### [WORK TO COMPLETE]
Below are some records. Say in a single number how many of their lines include the word "this".

### [INPUT DATA]
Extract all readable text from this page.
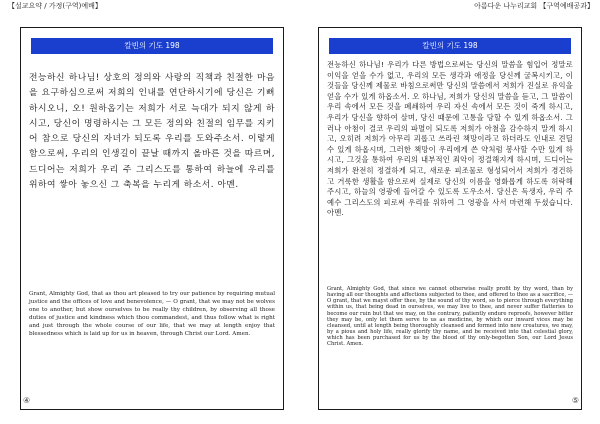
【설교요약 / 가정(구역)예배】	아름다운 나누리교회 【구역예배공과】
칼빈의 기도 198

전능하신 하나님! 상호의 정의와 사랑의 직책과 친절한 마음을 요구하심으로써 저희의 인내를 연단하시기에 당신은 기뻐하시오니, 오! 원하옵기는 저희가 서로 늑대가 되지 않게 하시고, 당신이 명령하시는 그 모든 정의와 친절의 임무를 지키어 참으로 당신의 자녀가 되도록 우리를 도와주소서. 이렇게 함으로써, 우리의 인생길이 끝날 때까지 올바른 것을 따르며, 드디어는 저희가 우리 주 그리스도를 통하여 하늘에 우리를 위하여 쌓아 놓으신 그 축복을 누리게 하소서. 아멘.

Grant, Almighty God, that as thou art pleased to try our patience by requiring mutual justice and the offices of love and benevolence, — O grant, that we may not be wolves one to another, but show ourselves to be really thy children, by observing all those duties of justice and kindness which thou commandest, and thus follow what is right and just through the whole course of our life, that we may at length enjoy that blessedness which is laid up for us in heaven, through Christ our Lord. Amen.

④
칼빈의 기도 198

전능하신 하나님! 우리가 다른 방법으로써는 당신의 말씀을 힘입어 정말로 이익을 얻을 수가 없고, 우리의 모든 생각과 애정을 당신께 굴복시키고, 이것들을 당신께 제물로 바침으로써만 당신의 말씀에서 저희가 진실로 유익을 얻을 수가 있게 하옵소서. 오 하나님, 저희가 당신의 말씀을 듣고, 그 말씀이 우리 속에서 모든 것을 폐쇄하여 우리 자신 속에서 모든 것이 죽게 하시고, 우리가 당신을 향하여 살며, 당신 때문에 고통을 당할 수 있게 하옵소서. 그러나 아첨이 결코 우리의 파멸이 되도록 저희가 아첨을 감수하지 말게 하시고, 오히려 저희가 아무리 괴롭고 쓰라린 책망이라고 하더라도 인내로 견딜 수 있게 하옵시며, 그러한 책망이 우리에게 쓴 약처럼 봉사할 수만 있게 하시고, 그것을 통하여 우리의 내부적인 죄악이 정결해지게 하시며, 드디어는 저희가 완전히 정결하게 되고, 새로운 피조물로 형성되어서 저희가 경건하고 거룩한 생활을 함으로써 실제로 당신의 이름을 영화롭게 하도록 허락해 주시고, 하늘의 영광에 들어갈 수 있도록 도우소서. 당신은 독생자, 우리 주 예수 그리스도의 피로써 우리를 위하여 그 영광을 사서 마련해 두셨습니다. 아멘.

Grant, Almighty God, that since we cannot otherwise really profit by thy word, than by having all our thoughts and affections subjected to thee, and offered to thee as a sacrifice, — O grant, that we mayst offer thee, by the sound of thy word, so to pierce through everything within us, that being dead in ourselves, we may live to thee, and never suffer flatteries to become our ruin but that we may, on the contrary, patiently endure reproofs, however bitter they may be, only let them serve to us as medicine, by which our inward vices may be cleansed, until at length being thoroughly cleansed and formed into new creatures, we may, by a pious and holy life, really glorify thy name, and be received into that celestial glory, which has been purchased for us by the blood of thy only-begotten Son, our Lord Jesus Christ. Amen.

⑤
--
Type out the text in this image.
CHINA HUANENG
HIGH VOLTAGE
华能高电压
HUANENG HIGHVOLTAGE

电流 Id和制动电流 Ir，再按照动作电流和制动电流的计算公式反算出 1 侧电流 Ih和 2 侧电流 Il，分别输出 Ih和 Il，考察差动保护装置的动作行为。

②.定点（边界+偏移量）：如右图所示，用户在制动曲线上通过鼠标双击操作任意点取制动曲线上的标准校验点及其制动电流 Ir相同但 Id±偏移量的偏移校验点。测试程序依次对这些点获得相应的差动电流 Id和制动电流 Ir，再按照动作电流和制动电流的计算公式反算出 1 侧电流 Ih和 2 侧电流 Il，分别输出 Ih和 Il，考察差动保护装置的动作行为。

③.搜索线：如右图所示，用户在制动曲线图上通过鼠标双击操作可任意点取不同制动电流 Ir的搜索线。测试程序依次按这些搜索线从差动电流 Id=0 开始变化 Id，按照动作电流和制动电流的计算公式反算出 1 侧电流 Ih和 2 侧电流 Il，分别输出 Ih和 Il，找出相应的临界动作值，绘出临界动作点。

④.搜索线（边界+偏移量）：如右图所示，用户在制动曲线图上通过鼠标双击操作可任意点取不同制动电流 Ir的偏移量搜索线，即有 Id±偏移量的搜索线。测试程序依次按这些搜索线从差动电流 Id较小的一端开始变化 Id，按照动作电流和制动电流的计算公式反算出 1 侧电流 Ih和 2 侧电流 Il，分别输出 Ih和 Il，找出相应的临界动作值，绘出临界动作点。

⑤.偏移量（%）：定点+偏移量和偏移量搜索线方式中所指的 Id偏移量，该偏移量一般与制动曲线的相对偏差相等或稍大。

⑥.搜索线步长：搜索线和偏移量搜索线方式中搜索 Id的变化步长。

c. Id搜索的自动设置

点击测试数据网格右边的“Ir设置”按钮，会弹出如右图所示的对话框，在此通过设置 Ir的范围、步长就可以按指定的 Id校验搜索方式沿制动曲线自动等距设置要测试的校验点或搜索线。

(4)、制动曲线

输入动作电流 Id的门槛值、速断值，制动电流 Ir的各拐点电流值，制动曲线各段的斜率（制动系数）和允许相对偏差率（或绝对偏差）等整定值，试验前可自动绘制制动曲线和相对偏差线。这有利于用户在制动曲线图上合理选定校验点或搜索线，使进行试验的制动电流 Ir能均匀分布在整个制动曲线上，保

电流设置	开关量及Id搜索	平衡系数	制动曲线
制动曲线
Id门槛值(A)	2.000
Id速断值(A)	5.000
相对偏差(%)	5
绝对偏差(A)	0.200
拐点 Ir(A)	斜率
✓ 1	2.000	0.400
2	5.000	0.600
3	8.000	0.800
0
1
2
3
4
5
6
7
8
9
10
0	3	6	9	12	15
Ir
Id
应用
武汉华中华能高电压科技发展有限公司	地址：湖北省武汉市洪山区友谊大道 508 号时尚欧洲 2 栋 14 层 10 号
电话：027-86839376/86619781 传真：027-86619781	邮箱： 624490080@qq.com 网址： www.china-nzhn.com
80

### [SOLUTION]
2